Data provided:
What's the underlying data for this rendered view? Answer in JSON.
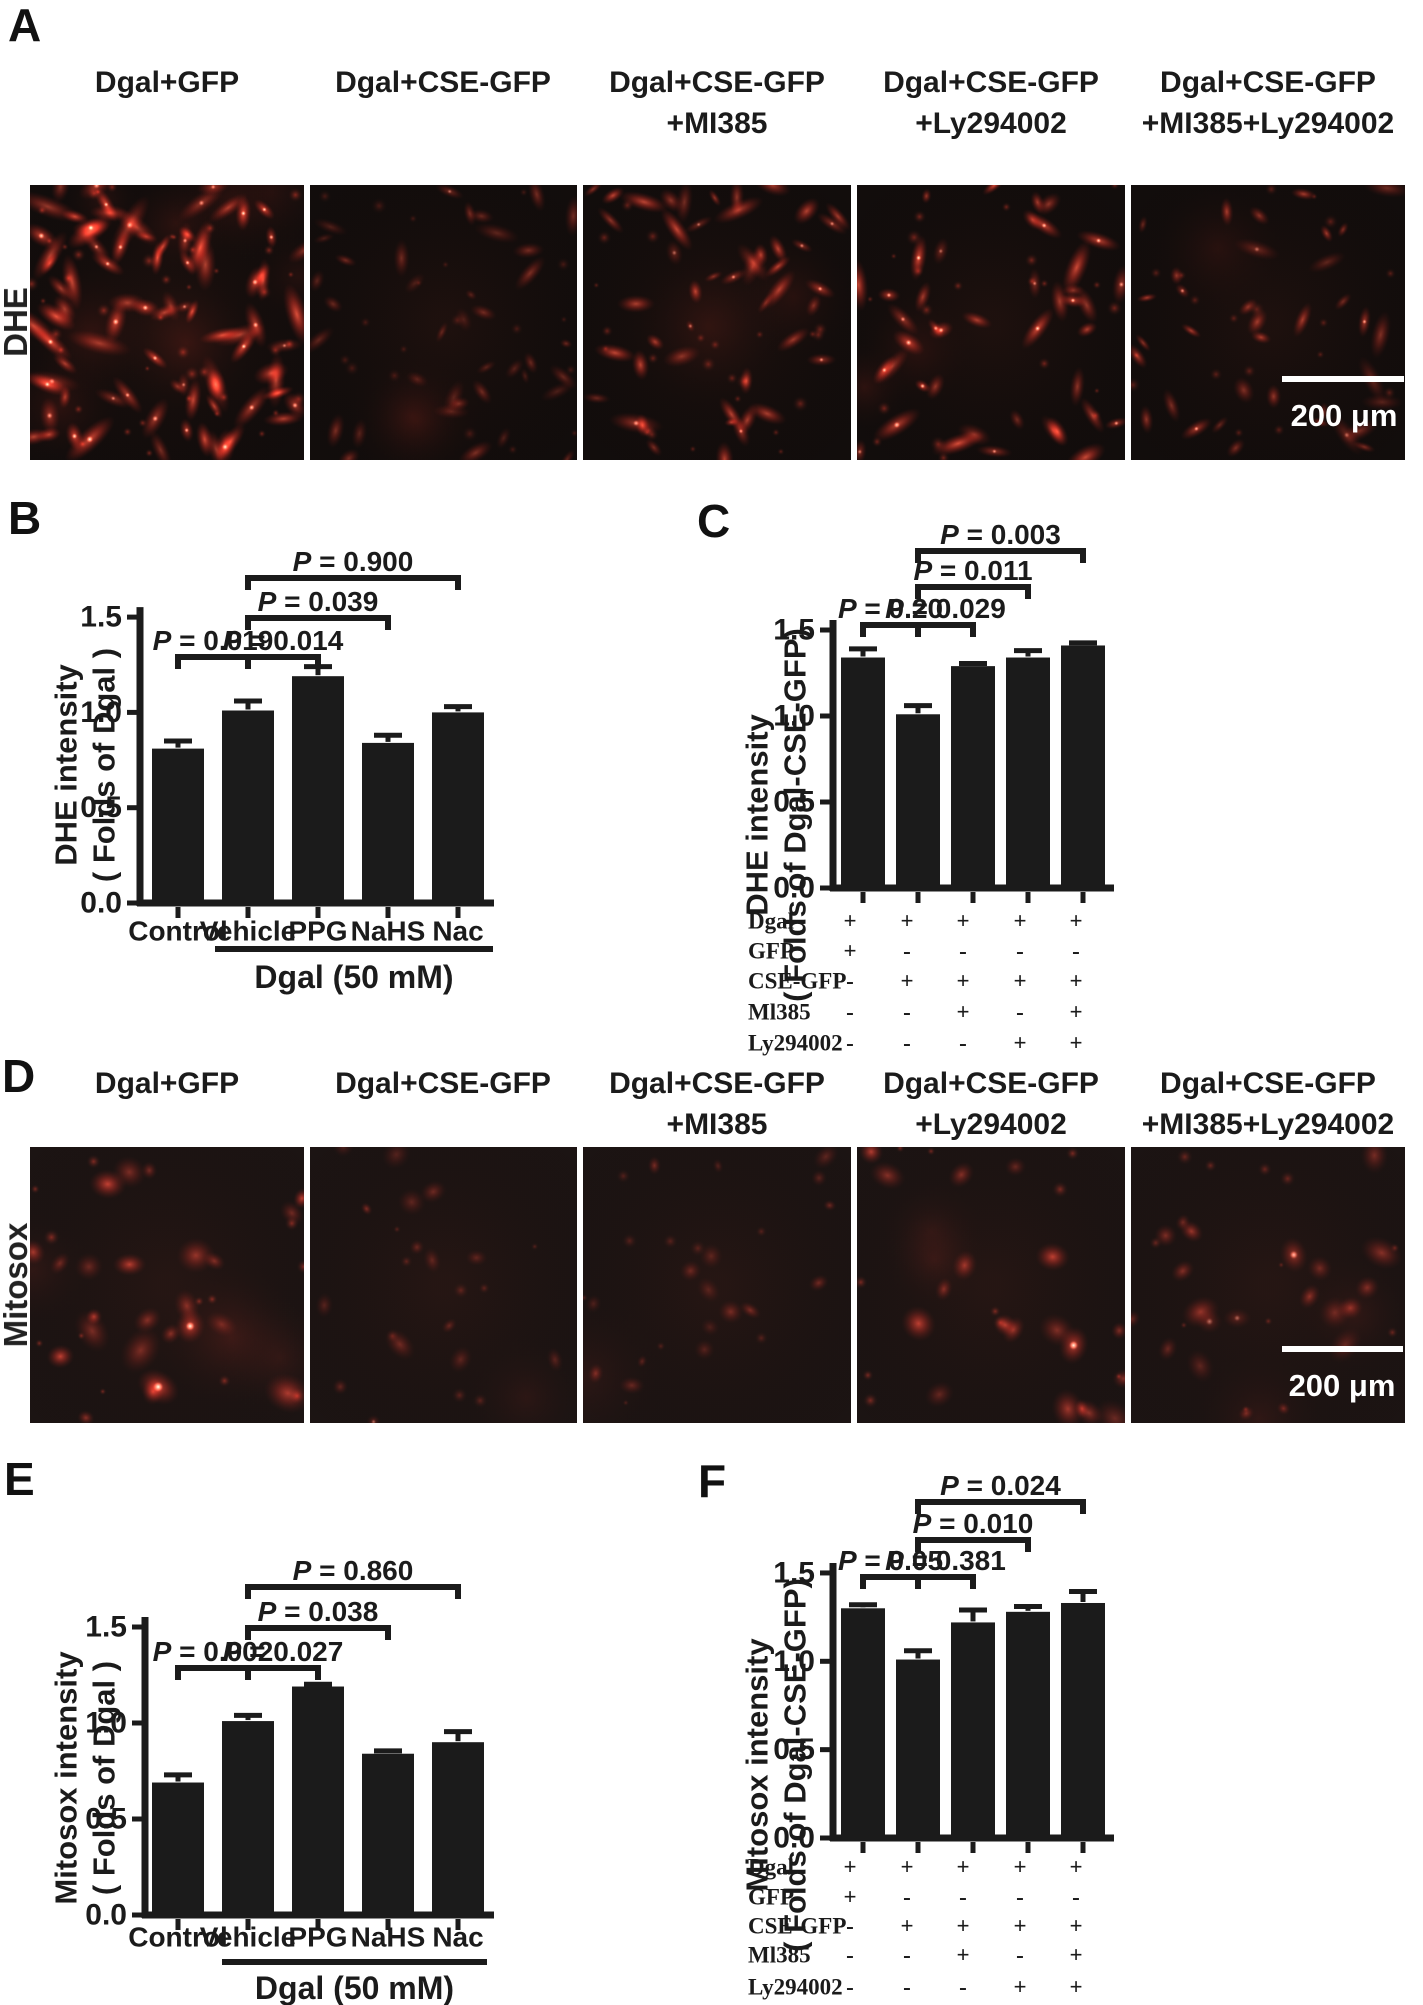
{
  "colors": {
    "bar": "#1b1b1b",
    "cell_red": "#cf2318",
    "micro_background": "#150f0e",
    "page_background": "#ffffff"
  },
  "panel_letters": {
    "a": "A",
    "b": "B",
    "c": "C",
    "d": "D",
    "e": "E",
    "f": "F"
  },
  "conditions": [
    {
      "line1": "Dgal+GFP",
      "line2": ""
    },
    {
      "line1": "Dgal+CSE-GFP",
      "line2": ""
    },
    {
      "line1": "Dgal+CSE-GFP",
      "line2": "+MI385"
    },
    {
      "line1": "Dgal+CSE-GFP",
      "line2": "+Ly294002"
    },
    {
      "line1": "Dgal+CSE-GFP",
      "line2": "+MI385+Ly294002"
    }
  ],
  "panel_a": {
    "row_label": "DHE",
    "scale_bar_label": "200 μm",
    "images": [
      {
        "seed": 1,
        "cells": 85,
        "brightness": 1.0,
        "hot": 0.45,
        "rmin": 5,
        "rmax": 11,
        "elong": [
          1.6,
          3.2
        ],
        "patches": 8
      },
      {
        "seed": 2,
        "cells": 38,
        "brightness": 0.5,
        "hot": 0.05,
        "rmin": 4,
        "rmax": 9,
        "elong": [
          1.4,
          2.8
        ],
        "patches": 2
      },
      {
        "seed": 3,
        "cells": 48,
        "brightness": 0.8,
        "hot": 0.22,
        "rmin": 4,
        "rmax": 10,
        "elong": [
          1.5,
          3.0
        ],
        "patches": 2
      },
      {
        "seed": 4,
        "cells": 42,
        "brightness": 0.9,
        "hot": 0.3,
        "rmin": 5,
        "rmax": 11,
        "elong": [
          1.5,
          3.0
        ],
        "patches": 2
      },
      {
        "seed": 5,
        "cells": 36,
        "brightness": 0.7,
        "hot": 0.18,
        "rmin": 4,
        "rmax": 10,
        "elong": [
          1.4,
          2.8
        ],
        "patches": 1
      }
    ]
  },
  "panel_d": {
    "row_label": "Mitosox",
    "scale_bar_label": "200 μm",
    "images": [
      {
        "seed": 11,
        "cells": 24,
        "brightness": 0.95,
        "hot": 0.12,
        "rmin": 7,
        "rmax": 20,
        "elong": [
          1.0,
          1.5
        ],
        "patches": 3
      },
      {
        "seed": 12,
        "cells": 15,
        "brightness": 0.6,
        "hot": 0.05,
        "rmin": 5,
        "rmax": 14,
        "elong": [
          1.0,
          1.6
        ],
        "patches": 1
      },
      {
        "seed": 13,
        "cells": 17,
        "brightness": 0.55,
        "hot": 0.08,
        "rmin": 4,
        "rmax": 12,
        "elong": [
          1.0,
          1.7
        ],
        "patches": 1
      },
      {
        "seed": 14,
        "cells": 19,
        "brightness": 0.9,
        "hot": 0.1,
        "rmin": 6,
        "rmax": 18,
        "elong": [
          1.0,
          1.5
        ],
        "patches": 2
      },
      {
        "seed": 15,
        "cells": 21,
        "brightness": 0.75,
        "hot": 0.15,
        "rmin": 5,
        "rmax": 16,
        "elong": [
          1.0,
          1.5
        ],
        "patches": 2
      }
    ]
  },
  "chart_data": [
    {
      "id": "B",
      "type": "bar",
      "ylabel_line1": "DHE intensity",
      "ylabel_line2": "( Folds of Dgal )",
      "categories": [
        "Control",
        "Vehicle",
        "PPG",
        "NaHS",
        "Nac"
      ],
      "values": [
        0.81,
        1.01,
        1.19,
        0.84,
        1.0
      ],
      "errors": [
        0.04,
        0.05,
        0.05,
        0.04,
        0.03
      ],
      "yticks": [
        0.0,
        0.5,
        1.0,
        1.5
      ],
      "ylim": [
        0,
        1.5
      ],
      "grid": false,
      "group_label": "Dgal (50 mM)",
      "comparisons": [
        {
          "label": "P = 0.019",
          "from": 0,
          "to": 1,
          "level": 0
        },
        {
          "label": "P = 0.014",
          "from": 1,
          "to": 2,
          "level": 0
        },
        {
          "label": "P = 0.039",
          "from": 1,
          "to": 3,
          "level": 1
        },
        {
          "label": "P = 0.900",
          "from": 1,
          "to": 4,
          "level": 2
        }
      ]
    },
    {
      "id": "C",
      "type": "bar",
      "ylabel_line1": "DHE intensity",
      "ylabel_line2": "( Folds of Dgal-CSE-GFP)",
      "values": [
        1.34,
        1.01,
        1.29,
        1.34,
        1.41
      ],
      "errors": [
        0.05,
        0.05,
        0.015,
        0.04,
        0.015
      ],
      "yticks": [
        0.0,
        0.5,
        1.0,
        1.5
      ],
      "ylim": [
        0,
        1.5
      ],
      "grid": false,
      "comparisons": [
        {
          "label": "P = 0.20",
          "from": 0,
          "to": 1,
          "level": 0
        },
        {
          "label": "P = 0.029",
          "from": 1,
          "to": 2,
          "level": 0
        },
        {
          "label": "P = 0.011",
          "from": 1,
          "to": 3,
          "level": 1
        },
        {
          "label": "P = 0.003",
          "from": 1,
          "to": 4,
          "level": 2
        }
      ],
      "matrix_rows": [
        {
          "label": "Dgal",
          "values": [
            "+",
            "+",
            "+",
            "+",
            "+"
          ]
        },
        {
          "label": "GFP",
          "values": [
            "+",
            "-",
            "-",
            "-",
            "-"
          ]
        },
        {
          "label": "CSE-GFP",
          "values": [
            "-",
            "+",
            "+",
            "+",
            "+"
          ]
        },
        {
          "label": "Ml385",
          "values": [
            "-",
            "-",
            "+",
            "-",
            "+"
          ]
        },
        {
          "label": "Ly294002",
          "values": [
            "-",
            "-",
            "-",
            "+",
            "+"
          ]
        }
      ]
    },
    {
      "id": "E",
      "type": "bar",
      "ylabel_line1": "Mitosox intensity",
      "ylabel_line2": "( Folds of Dgal )",
      "categories": [
        "Control",
        "Vehicle",
        "PPG",
        "NaHS",
        "Nac"
      ],
      "values": [
        0.69,
        1.01,
        1.19,
        0.84,
        0.9
      ],
      "errors": [
        0.04,
        0.03,
        0.012,
        0.015,
        0.055
      ],
      "yticks": [
        0.0,
        0.5,
        1.0,
        1.5
      ],
      "ylim": [
        0,
        1.5
      ],
      "grid": false,
      "group_label": "Dgal (50 mM)",
      "comparisons": [
        {
          "label": "P = 0.002",
          "from": 0,
          "to": 1,
          "level": 0
        },
        {
          "label": "P = 0.027",
          "from": 1,
          "to": 2,
          "level": 0
        },
        {
          "label": "P = 0.038",
          "from": 1,
          "to": 3,
          "level": 1
        },
        {
          "label": "P = 0.860",
          "from": 1,
          "to": 4,
          "level": 2
        }
      ]
    },
    {
      "id": "F",
      "type": "bar",
      "ylabel_line1": "Mitosox intensity",
      "ylabel_line2": "( Folds of Dgal-CSE-GFP)",
      "values": [
        1.3,
        1.01,
        1.22,
        1.28,
        1.33
      ],
      "errors": [
        0.02,
        0.05,
        0.07,
        0.03,
        0.065
      ],
      "yticks": [
        0.0,
        0.5,
        1.0,
        1.5
      ],
      "ylim": [
        0,
        1.5
      ],
      "grid": false,
      "comparisons": [
        {
          "label": "P = 0.05",
          "from": 0,
          "to": 1,
          "level": 0
        },
        {
          "label": "P = 0.381",
          "from": 1,
          "to": 2,
          "level": 0
        },
        {
          "label": "P = 0.010",
          "from": 1,
          "to": 3,
          "level": 1
        },
        {
          "label": "P = 0.024",
          "from": 1,
          "to": 4,
          "level": 2
        }
      ],
      "matrix_rows": [
        {
          "label": "Dgal",
          "values": [
            "+",
            "+",
            "+",
            "+",
            "+"
          ]
        },
        {
          "label": "GFP",
          "values": [
            "+",
            "-",
            "-",
            "-",
            "-"
          ]
        },
        {
          "label": "CSE-GFP",
          "values": [
            "-",
            "+",
            "+",
            "+",
            "+"
          ]
        },
        {
          "label": "Ml385",
          "values": [
            "-",
            "-",
            "+",
            "-",
            "+"
          ]
        },
        {
          "label": "Ly294002",
          "values": [
            "-",
            "-",
            "-",
            "+",
            "+"
          ]
        }
      ]
    }
  ]
}
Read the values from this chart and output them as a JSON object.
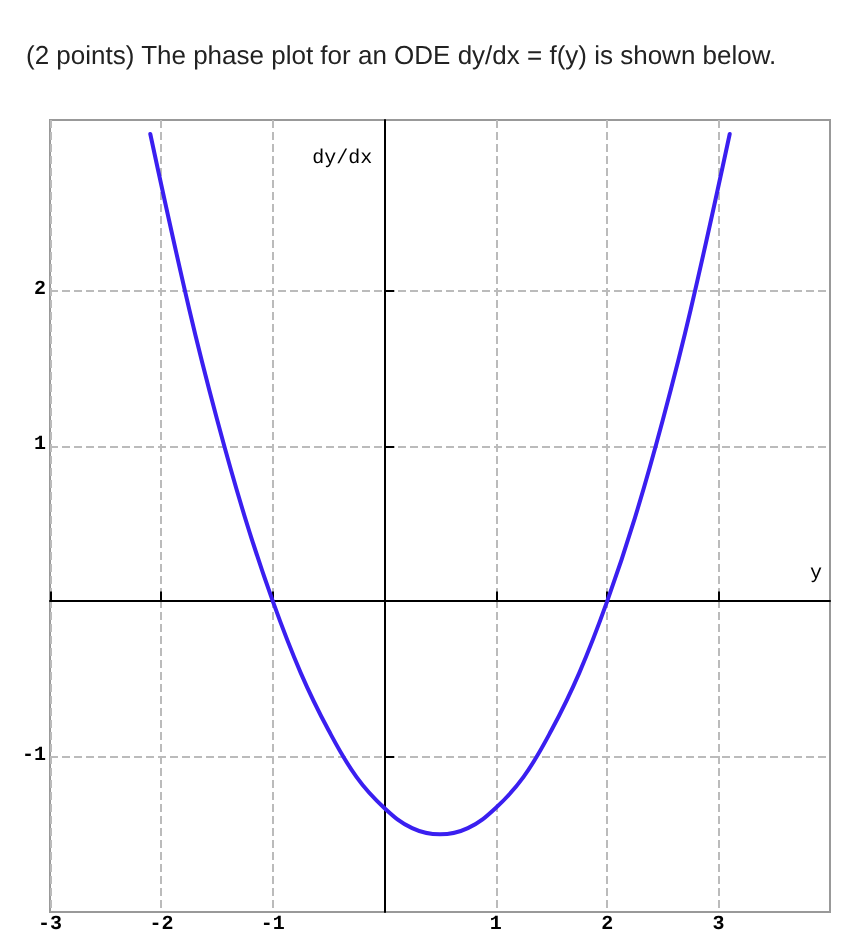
{
  "chart_data": {
    "type": "line",
    "title": "(2 points) The phase plot for an ODE dy/dx = f(y) is shown below.",
    "xlabel": "y",
    "ylabel": "dy/dx",
    "x": [
      -2.1,
      -1.75,
      -1.5,
      -1.25,
      -1,
      -0.75,
      -0.5,
      -0.25,
      0,
      0.25,
      0.5,
      0.75,
      1,
      1.25,
      1.5,
      1.75,
      2,
      2.25,
      2.5,
      2.75,
      3.1
    ],
    "series": [
      {
        "color": "#3a1ff0",
        "values": [
          3.01,
          1.88,
          1.17,
          0.54,
          0,
          -0.46,
          -0.83,
          -1.13,
          -1.33,
          -1.46,
          -1.5,
          -1.46,
          -1.33,
          -1.13,
          -0.83,
          -0.46,
          0,
          0.54,
          1.17,
          1.88,
          3.01
        ]
      }
    ],
    "xlim": [
      -3,
      4
    ],
    "ylim": [
      -2,
      3.1
    ],
    "xticks": [
      -3,
      -2,
      -1,
      1,
      2,
      3
    ],
    "yticks": [
      -1,
      1,
      2
    ],
    "grid": true,
    "marker": "none",
    "line_style": "solid"
  }
}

The problem:
Of the lines in this data, how many contain "seed"? Reply with only the number.

Output below:
10